[SET TASK] Return every record below exactly as written, but leave out the pictures.

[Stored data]
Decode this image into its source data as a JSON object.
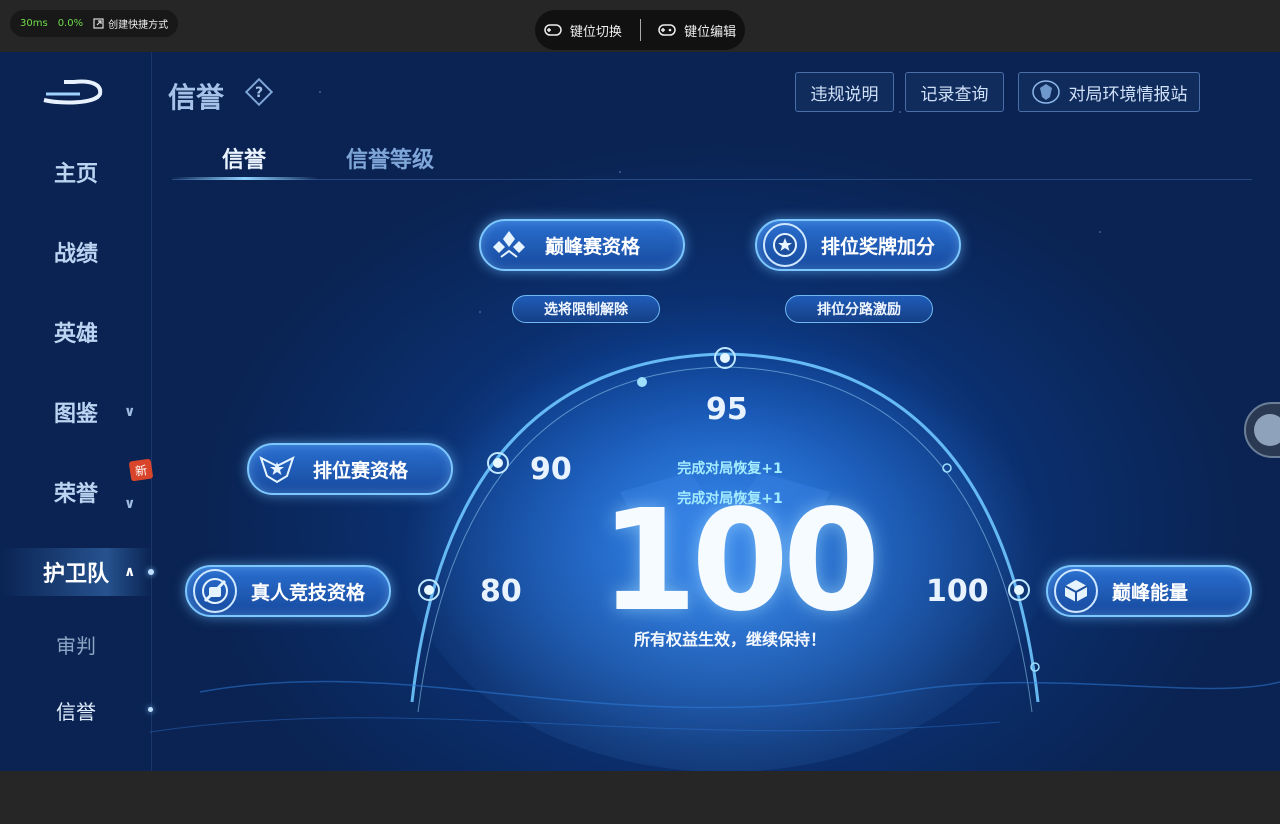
{
  "perf": {
    "ping": "30ms",
    "loss": "0.0%",
    "shortcut": "创建快捷方式"
  },
  "keybar": {
    "switch": "键位切换",
    "edit": "键位编辑"
  },
  "sidebar": {
    "items": [
      {
        "label": "主页"
      },
      {
        "label": "战绩"
      },
      {
        "label": "英雄"
      },
      {
        "label": "图鉴"
      },
      {
        "label": "荣誉"
      },
      {
        "label": "护卫队"
      }
    ],
    "new_badge": "新",
    "sub_items": [
      {
        "label": "审判"
      },
      {
        "label": "信誉"
      }
    ]
  },
  "header": {
    "title": "信誉",
    "buttons": {
      "rules": "违规说明",
      "records": "记录查询",
      "report": "对局环境情报站"
    }
  },
  "tabs": [
    {
      "label": "信誉"
    },
    {
      "label": "信誉等级"
    }
  ],
  "perks": {
    "peak": "巅峰赛资格",
    "medal": "排位奖牌加分",
    "ranked": "排位赛资格",
    "human": "真人竞技资格",
    "energy": "巅峰能量"
  },
  "pills": {
    "hero_pick": "选将限制解除",
    "lane": "排位分路激励"
  },
  "thresholds": {
    "t95": "95",
    "t90": "90",
    "t80": "80",
    "t100": "100"
  },
  "score": {
    "value": "100",
    "recover_1": "完成对局恢复+1",
    "recover_2": "完成对局恢复+1",
    "status": "所有权益生效，继续保持！"
  },
  "colors": {
    "accent": "#7cc7ff",
    "panel": "#174a9e",
    "bg": "#0a2352"
  }
}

[SOLUTION FOR THIS TASK]
Decode this image into its source data as a JSON object.
{
  "perf": {
    "ping": "30ms",
    "loss": "0.0%",
    "shortcut": "创建快捷方式"
  },
  "keybar": {
    "switch": "键位切换",
    "edit": "键位编辑"
  },
  "sidebar": {
    "items": [
      {
        "label": "主页"
      },
      {
        "label": "战绩"
      },
      {
        "label": "英雄"
      },
      {
        "label": "图鉴"
      },
      {
        "label": "荣誉"
      },
      {
        "label": "护卫队"
      }
    ],
    "new_badge": "新",
    "sub_items": [
      {
        "label": "审判"
      },
      {
        "label": "信誉"
      }
    ]
  },
  "header": {
    "title": "信誉",
    "buttons": {
      "rules": "违规说明",
      "records": "记录查询",
      "report": "对局环境情报站"
    }
  },
  "tabs": [
    {
      "label": "信誉"
    },
    {
      "label": "信誉等级"
    }
  ],
  "perks": {
    "peak": "巅峰赛资格",
    "medal": "排位奖牌加分",
    "ranked": "排位赛资格",
    "human": "真人竞技资格",
    "energy": "巅峰能量"
  },
  "pills": {
    "hero_pick": "选将限制解除",
    "lane": "排位分路激励"
  },
  "thresholds": {
    "t95": "95",
    "t90": "90",
    "t80": "80",
    "t100": "100"
  },
  "score": {
    "value": "100",
    "recover_1": "完成对局恢复+1",
    "recover_2": "完成对局恢复+1",
    "status": "所有权益生效，继续保持！"
  },
  "colors": {
    "accent": "#7cc7ff",
    "panel": "#174a9e",
    "bg": "#0a2352"
  }
}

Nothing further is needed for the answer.